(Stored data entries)

============================================================

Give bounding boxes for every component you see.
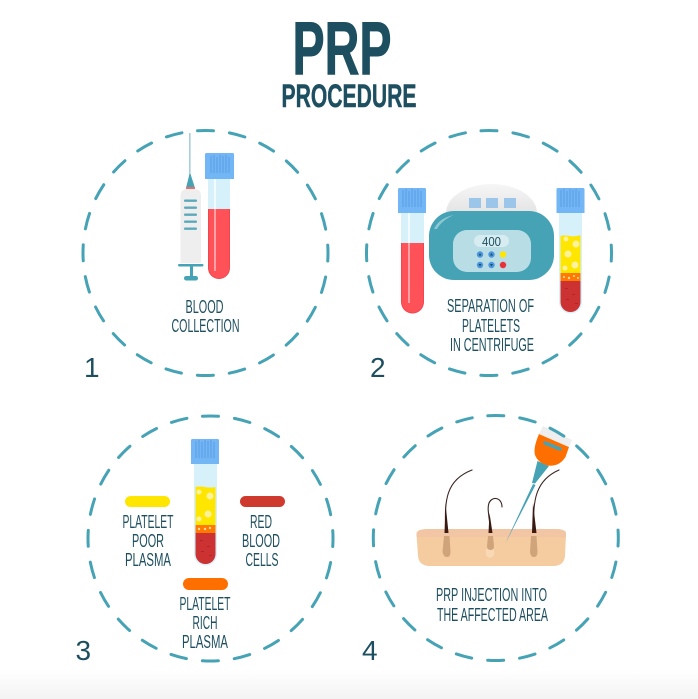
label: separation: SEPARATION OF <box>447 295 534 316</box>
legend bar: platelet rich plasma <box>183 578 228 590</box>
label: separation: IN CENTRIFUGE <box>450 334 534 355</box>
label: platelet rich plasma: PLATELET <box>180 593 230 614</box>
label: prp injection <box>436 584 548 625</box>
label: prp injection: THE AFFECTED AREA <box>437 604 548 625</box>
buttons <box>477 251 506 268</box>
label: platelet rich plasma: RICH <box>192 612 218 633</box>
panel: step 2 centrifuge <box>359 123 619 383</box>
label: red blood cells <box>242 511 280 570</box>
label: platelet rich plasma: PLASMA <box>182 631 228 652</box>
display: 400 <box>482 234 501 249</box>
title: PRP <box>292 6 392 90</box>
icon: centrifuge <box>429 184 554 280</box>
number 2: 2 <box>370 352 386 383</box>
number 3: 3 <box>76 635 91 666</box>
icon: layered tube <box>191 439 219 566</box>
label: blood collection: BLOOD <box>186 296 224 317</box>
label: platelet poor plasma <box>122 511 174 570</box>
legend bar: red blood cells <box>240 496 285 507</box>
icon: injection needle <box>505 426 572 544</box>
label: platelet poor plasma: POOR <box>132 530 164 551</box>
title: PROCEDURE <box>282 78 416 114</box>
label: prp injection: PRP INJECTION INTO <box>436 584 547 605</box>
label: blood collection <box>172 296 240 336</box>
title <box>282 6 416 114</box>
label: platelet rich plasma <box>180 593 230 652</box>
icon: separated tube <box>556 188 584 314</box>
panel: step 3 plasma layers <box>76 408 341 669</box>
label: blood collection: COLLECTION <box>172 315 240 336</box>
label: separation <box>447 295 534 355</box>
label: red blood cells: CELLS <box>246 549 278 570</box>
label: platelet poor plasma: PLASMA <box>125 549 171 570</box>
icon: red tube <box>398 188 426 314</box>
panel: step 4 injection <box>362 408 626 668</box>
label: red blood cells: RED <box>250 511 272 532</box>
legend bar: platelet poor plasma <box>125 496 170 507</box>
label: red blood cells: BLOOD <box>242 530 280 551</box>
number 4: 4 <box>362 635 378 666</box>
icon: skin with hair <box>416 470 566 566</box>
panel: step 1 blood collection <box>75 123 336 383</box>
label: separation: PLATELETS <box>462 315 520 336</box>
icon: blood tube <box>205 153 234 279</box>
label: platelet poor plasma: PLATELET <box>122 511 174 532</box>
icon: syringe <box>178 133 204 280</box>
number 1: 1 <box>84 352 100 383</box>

============================================================

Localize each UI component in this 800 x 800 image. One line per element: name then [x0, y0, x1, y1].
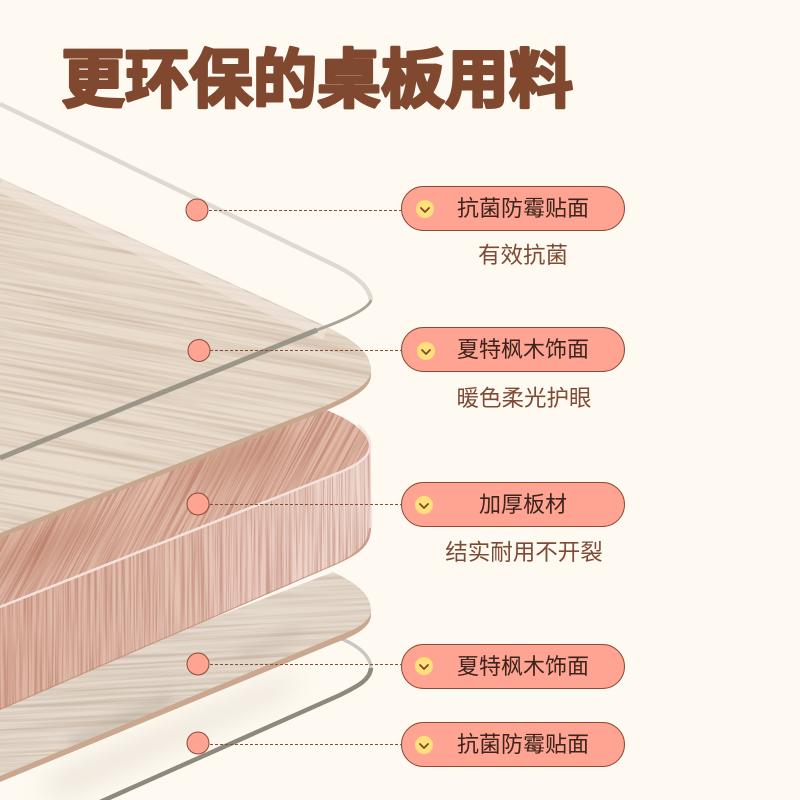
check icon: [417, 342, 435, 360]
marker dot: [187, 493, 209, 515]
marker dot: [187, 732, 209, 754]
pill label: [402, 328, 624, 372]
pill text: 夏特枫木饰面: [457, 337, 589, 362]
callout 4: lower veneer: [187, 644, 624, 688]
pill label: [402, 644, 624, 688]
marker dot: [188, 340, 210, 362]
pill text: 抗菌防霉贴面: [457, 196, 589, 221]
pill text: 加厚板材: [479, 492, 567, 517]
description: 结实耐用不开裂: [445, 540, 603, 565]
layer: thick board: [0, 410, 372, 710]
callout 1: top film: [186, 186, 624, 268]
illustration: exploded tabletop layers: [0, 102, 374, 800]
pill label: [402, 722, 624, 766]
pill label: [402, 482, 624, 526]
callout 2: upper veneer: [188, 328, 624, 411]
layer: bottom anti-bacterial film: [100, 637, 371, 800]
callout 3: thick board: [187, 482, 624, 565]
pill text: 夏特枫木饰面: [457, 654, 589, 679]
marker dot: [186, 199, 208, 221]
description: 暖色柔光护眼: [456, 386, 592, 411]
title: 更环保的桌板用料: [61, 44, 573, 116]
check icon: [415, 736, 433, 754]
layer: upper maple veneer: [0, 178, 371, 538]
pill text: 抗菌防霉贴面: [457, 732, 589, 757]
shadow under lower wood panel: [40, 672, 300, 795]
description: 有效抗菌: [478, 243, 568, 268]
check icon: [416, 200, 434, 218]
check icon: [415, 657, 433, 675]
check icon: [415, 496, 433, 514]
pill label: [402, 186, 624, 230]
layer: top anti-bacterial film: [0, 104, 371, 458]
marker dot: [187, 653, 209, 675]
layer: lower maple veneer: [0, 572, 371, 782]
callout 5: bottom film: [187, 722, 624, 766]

============================================================

• TASK TO COMPLETE: Compute the number of lines above that contain the string "抗菌防霉贴面". Reply with that value only.

• FINISHED TASK: 2